[WHAT IS ASKED] Examine the material below. Gather every line in which the string "name" appears.

[SUPPLIED RECORDS]

==*==

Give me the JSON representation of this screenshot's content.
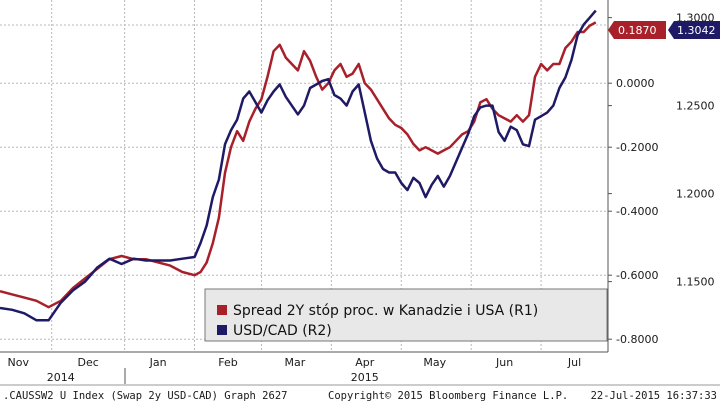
{
  "chart_data": {
    "type": "line",
    "title": "",
    "x_months": [
      "Nov",
      "Dec",
      "Jan",
      "Feb",
      "Mar",
      "Apr",
      "May",
      "Jun",
      "Jul"
    ],
    "x_years": [
      "2014",
      "2015"
    ],
    "y_left": {
      "ticks": [],
      "label": ""
    },
    "y_right1": {
      "label": "R1",
      "ticks": [
        "0.0000",
        "-0.2000",
        "-0.4000",
        "-0.6000",
        "-0.8000"
      ],
      "tick_values": [
        0.0,
        -0.2,
        -0.4,
        -0.6,
        -0.8
      ],
      "ylim": [
        -0.84,
        0.26
      ]
    },
    "y_right2": {
      "label": "R2",
      "ticks": [
        "1.3000",
        "1.2500",
        "1.2000",
        "1.1500"
      ],
      "tick_values": [
        1.3,
        1.25,
        1.2,
        1.15
      ],
      "ylim": [
        1.11,
        1.31
      ]
    },
    "grid": true,
    "legend_placement": "bottom-right",
    "series": [
      {
        "name": "Spread 2Y stóp proc. w Kanadzie i USA (R1)",
        "axis": "R1",
        "color": "#a8202a",
        "last_value_label": "0.1870",
        "values": [
          [
            0.0,
            -0.65
          ],
          [
            0.02,
            -0.66
          ],
          [
            0.04,
            -0.67
          ],
          [
            0.06,
            -0.68
          ],
          [
            0.08,
            -0.7
          ],
          [
            0.1,
            -0.68
          ],
          [
            0.12,
            -0.64
          ],
          [
            0.14,
            -0.61
          ],
          [
            0.16,
            -0.58
          ],
          [
            0.18,
            -0.55
          ],
          [
            0.2,
            -0.54
          ],
          [
            0.22,
            -0.55
          ],
          [
            0.24,
            -0.55
          ],
          [
            0.26,
            -0.56
          ],
          [
            0.28,
            -0.57
          ],
          [
            0.3,
            -0.59
          ],
          [
            0.32,
            -0.6
          ],
          [
            0.33,
            -0.59
          ],
          [
            0.34,
            -0.56
          ],
          [
            0.35,
            -0.5
          ],
          [
            0.36,
            -0.42
          ],
          [
            0.37,
            -0.28
          ],
          [
            0.38,
            -0.2
          ],
          [
            0.39,
            -0.15
          ],
          [
            0.4,
            -0.18
          ],
          [
            0.41,
            -0.12
          ],
          [
            0.42,
            -0.08
          ],
          [
            0.43,
            -0.05
          ],
          [
            0.44,
            0.02
          ],
          [
            0.45,
            0.1
          ],
          [
            0.46,
            0.12
          ],
          [
            0.47,
            0.08
          ],
          [
            0.48,
            0.06
          ],
          [
            0.49,
            0.04
          ],
          [
            0.5,
            0.1
          ],
          [
            0.51,
            0.07
          ],
          [
            0.52,
            0.02
          ],
          [
            0.53,
            -0.02
          ],
          [
            0.54,
            0.0
          ],
          [
            0.55,
            0.04
          ],
          [
            0.56,
            0.06
          ],
          [
            0.57,
            0.02
          ],
          [
            0.58,
            0.03
          ],
          [
            0.59,
            0.06
          ],
          [
            0.6,
            0.0
          ],
          [
            0.61,
            -0.02
          ],
          [
            0.62,
            -0.05
          ],
          [
            0.63,
            -0.08
          ],
          [
            0.64,
            -0.11
          ],
          [
            0.65,
            -0.13
          ],
          [
            0.66,
            -0.14
          ],
          [
            0.67,
            -0.16
          ],
          [
            0.68,
            -0.19
          ],
          [
            0.69,
            -0.21
          ],
          [
            0.7,
            -0.2
          ],
          [
            0.71,
            -0.21
          ],
          [
            0.72,
            -0.22
          ],
          [
            0.73,
            -0.21
          ],
          [
            0.74,
            -0.2
          ],
          [
            0.75,
            -0.18
          ],
          [
            0.76,
            -0.16
          ],
          [
            0.77,
            -0.15
          ],
          [
            0.78,
            -0.12
          ],
          [
            0.79,
            -0.06
          ],
          [
            0.8,
            -0.05
          ],
          [
            0.81,
            -0.08
          ],
          [
            0.82,
            -0.1
          ],
          [
            0.83,
            -0.11
          ],
          [
            0.84,
            -0.12
          ],
          [
            0.85,
            -0.1
          ],
          [
            0.86,
            -0.12
          ],
          [
            0.87,
            -0.1
          ],
          [
            0.88,
            0.02
          ],
          [
            0.89,
            0.06
          ],
          [
            0.9,
            0.04
          ],
          [
            0.91,
            0.06
          ],
          [
            0.92,
            0.06
          ],
          [
            0.93,
            0.11
          ],
          [
            0.94,
            0.13
          ],
          [
            0.95,
            0.16
          ],
          [
            0.96,
            0.16
          ],
          [
            0.97,
            0.18
          ],
          [
            0.98,
            0.19
          ]
        ]
      },
      {
        "name": "USD/CAD (R2)",
        "axis": "R2",
        "color": "#1f1a66",
        "last_value_label": "1.3042",
        "values": [
          [
            0.0,
            1.135
          ],
          [
            0.02,
            1.134
          ],
          [
            0.04,
            1.132
          ],
          [
            0.06,
            1.128
          ],
          [
            0.08,
            1.128
          ],
          [
            0.1,
            1.138
          ],
          [
            0.12,
            1.145
          ],
          [
            0.14,
            1.15
          ],
          [
            0.16,
            1.158
          ],
          [
            0.18,
            1.163
          ],
          [
            0.2,
            1.16
          ],
          [
            0.22,
            1.163
          ],
          [
            0.24,
            1.162
          ],
          [
            0.26,
            1.162
          ],
          [
            0.28,
            1.162
          ],
          [
            0.3,
            1.163
          ],
          [
            0.32,
            1.164
          ],
          [
            0.33,
            1.172
          ],
          [
            0.34,
            1.182
          ],
          [
            0.35,
            1.198
          ],
          [
            0.36,
            1.208
          ],
          [
            0.37,
            1.228
          ],
          [
            0.38,
            1.236
          ],
          [
            0.39,
            1.242
          ],
          [
            0.4,
            1.254
          ],
          [
            0.41,
            1.258
          ],
          [
            0.42,
            1.252
          ],
          [
            0.43,
            1.246
          ],
          [
            0.44,
            1.253
          ],
          [
            0.45,
            1.258
          ],
          [
            0.46,
            1.262
          ],
          [
            0.47,
            1.255
          ],
          [
            0.48,
            1.25
          ],
          [
            0.49,
            1.245
          ],
          [
            0.5,
            1.25
          ],
          [
            0.51,
            1.26
          ],
          [
            0.52,
            1.262
          ],
          [
            0.53,
            1.264
          ],
          [
            0.54,
            1.265
          ],
          [
            0.55,
            1.256
          ],
          [
            0.56,
            1.254
          ],
          [
            0.57,
            1.25
          ],
          [
            0.58,
            1.258
          ],
          [
            0.59,
            1.262
          ],
          [
            0.6,
            1.246
          ],
          [
            0.61,
            1.23
          ],
          [
            0.62,
            1.22
          ],
          [
            0.63,
            1.214
          ],
          [
            0.64,
            1.212
          ],
          [
            0.65,
            1.212
          ],
          [
            0.66,
            1.206
          ],
          [
            0.67,
            1.202
          ],
          [
            0.68,
            1.209
          ],
          [
            0.69,
            1.206
          ],
          [
            0.7,
            1.198
          ],
          [
            0.71,
            1.205
          ],
          [
            0.72,
            1.21
          ],
          [
            0.73,
            1.204
          ],
          [
            0.74,
            1.21
          ],
          [
            0.75,
            1.218
          ],
          [
            0.76,
            1.226
          ],
          [
            0.77,
            1.234
          ],
          [
            0.78,
            1.244
          ],
          [
            0.79,
            1.249
          ],
          [
            0.8,
            1.25
          ],
          [
            0.81,
            1.25
          ],
          [
            0.82,
            1.235
          ],
          [
            0.83,
            1.23
          ],
          [
            0.84,
            1.238
          ],
          [
            0.85,
            1.236
          ],
          [
            0.86,
            1.228
          ],
          [
            0.87,
            1.227
          ],
          [
            0.88,
            1.242
          ],
          [
            0.89,
            1.244
          ],
          [
            0.9,
            1.246
          ],
          [
            0.91,
            1.25
          ],
          [
            0.92,
            1.26
          ],
          [
            0.93,
            1.266
          ],
          [
            0.94,
            1.276
          ],
          [
            0.95,
            1.29
          ],
          [
            0.96,
            1.296
          ],
          [
            0.97,
            1.3
          ],
          [
            0.98,
            1.304
          ]
        ]
      }
    ]
  },
  "footer": {
    "left_text": ".CAUSSW2 U Index (Swap 2y USD-CAD) Graph 2627",
    "middle_text": "Copyright© 2015 Bloomberg Finance L.P.",
    "right_text": "22-Jul-2015 16:37:33"
  },
  "colors": {
    "grid": "#b8b8b8",
    "legend_bg": "#e8e8e8",
    "axis_text": "#1a1a1a"
  }
}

==*==

[ANSWER TO THIS EXERCISE]
        "name": "Spread 2Y stóp proc. w Kanadzie i USA (R1)",
        "name": "USD/CAD (R2)",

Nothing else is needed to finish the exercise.